- [Task prompt] Every record should be copied exactly, except that pictures are to be omitted.

[Raw records]
▼▼▼
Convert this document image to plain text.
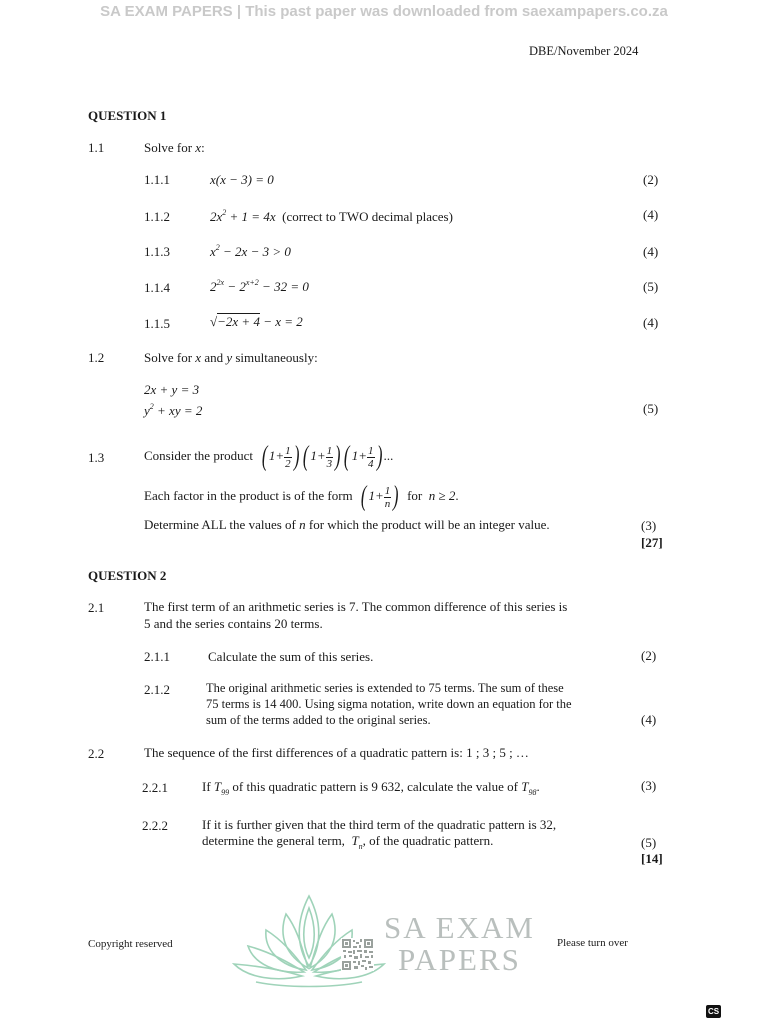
SA EXAM PAPERS | This past paper was downloaded from saexampapers.co.za
DBE/November 2024
QUESTION 1
1.1	Solve for x:
1.1.1	x(x − 3) = 0	(2)
1.1.2	$2x^2 + 1 = 4x$ (correct to TWO decimal places)	(4)
1.1.3	$x^2 - 2x - 3 > 0$	(4)
1.1.4	$2^{2x} - 2^{x+2} - 32 = 0$	(5)
1.1.5	√−2x + 4 − x = 2	(4)
1.2	Solve for x and y simultaneously:
2x + y = 3
$y^2$ + xy = 2	(5)
1.3	Consider the product ( $1+ \frac{1}{2}$ ) ( $1+ \frac{1}{3}$ ) ( $1+ \frac{1}{4}$ ) ...
Each factor in the product is of the form ( $1+ \frac{1}{n}$ ) for n ≥ 2.
Determine ALL the values of n for which the product will be an integer value.	(3)
[27]
QUESTION 2
2.1	The first term of an arithmetic series is 7. The common difference of this series is
5 and the series contains 20 terms.
2.1.1	Calculate the sum of this series.	(2)
2.1.2	The original arithmetic series is extended to 75 terms. The sum of these
75 terms is 14 400. Using sigma notation, write down an equation for the
sum of the terms added to the original series.	(4)
2.2	The sequence of the first differences of a quadratic pattern is: 1 ; 3 ; 5 ; …
2.2.1	If $T_{99}$ of this quadratic pattern is 9 632, calculate the value of $T_{98}$.	(3)
2.2.2	If it is further given that the third term of the quadratic pattern is 32,
determine the general term, $T_n$, of the quadratic pattern.	(5)
[14]
SA EXAM
PAPERS
Copyright reserved	Please turn over
CS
▲▲▲
- [Expected output]
Convert this document image to plain text.
SA EXAM PAPERS | This past paper was downloaded from saexampapers.co.za
DBE/November 2024
QUESTION 1
1.1	Solve for x:
1.1.1	x(x − 3) = 0	(2)
1.1.2	$2x^2 + 1 = 4x$ (correct to TWO decimal places)	(4)
1.1.3	$x^2 - 2x - 3 > 0$	(4)
1.1.4	$2^{2x} - 2^{x+2} - 32 = 0$	(5)
1.1.5	√−2x + 4 − x = 2	(4)
1.2	Solve for x and y simultaneously:
2x + y = 3
$y^2$ + xy = 2	(5)
1.3	Consider the product ( $1+ \frac{1}{2}$ ) ( $1+ \frac{1}{3}$ ) ( $1+ \frac{1}{4}$ ) ...
Each factor in the product is of the form ( $1+ \frac{1}{n}$ ) for n ≥ 2.
Determine ALL the values of n for which the product will be an integer value.	(3)
[27]
QUESTION 2
2.1	The first term of an arithmetic series is 7. The common difference of this series is
5 and the series contains 20 terms.
2.1.1	Calculate the sum of this series.	(2)
2.1.2	The original arithmetic series is extended to 75 terms. The sum of these
75 terms is 14 400. Using sigma notation, write down an equation for the
sum of the terms added to the original series.	(4)
2.2	The sequence of the first differences of a quadratic pattern is: 1 ; 3 ; 5 ; …
2.2.1	If $T_{99}$ of this quadratic pattern is 9 632, calculate the value of $T_{98}$.	(3)
2.2.2	If it is further given that the third term of the quadratic pattern is 32,
determine the general term, $T_n$, of the quadratic pattern.	(5)
[14]
SA EXAM
PAPERS
Copyright reserved	Please turn over
CS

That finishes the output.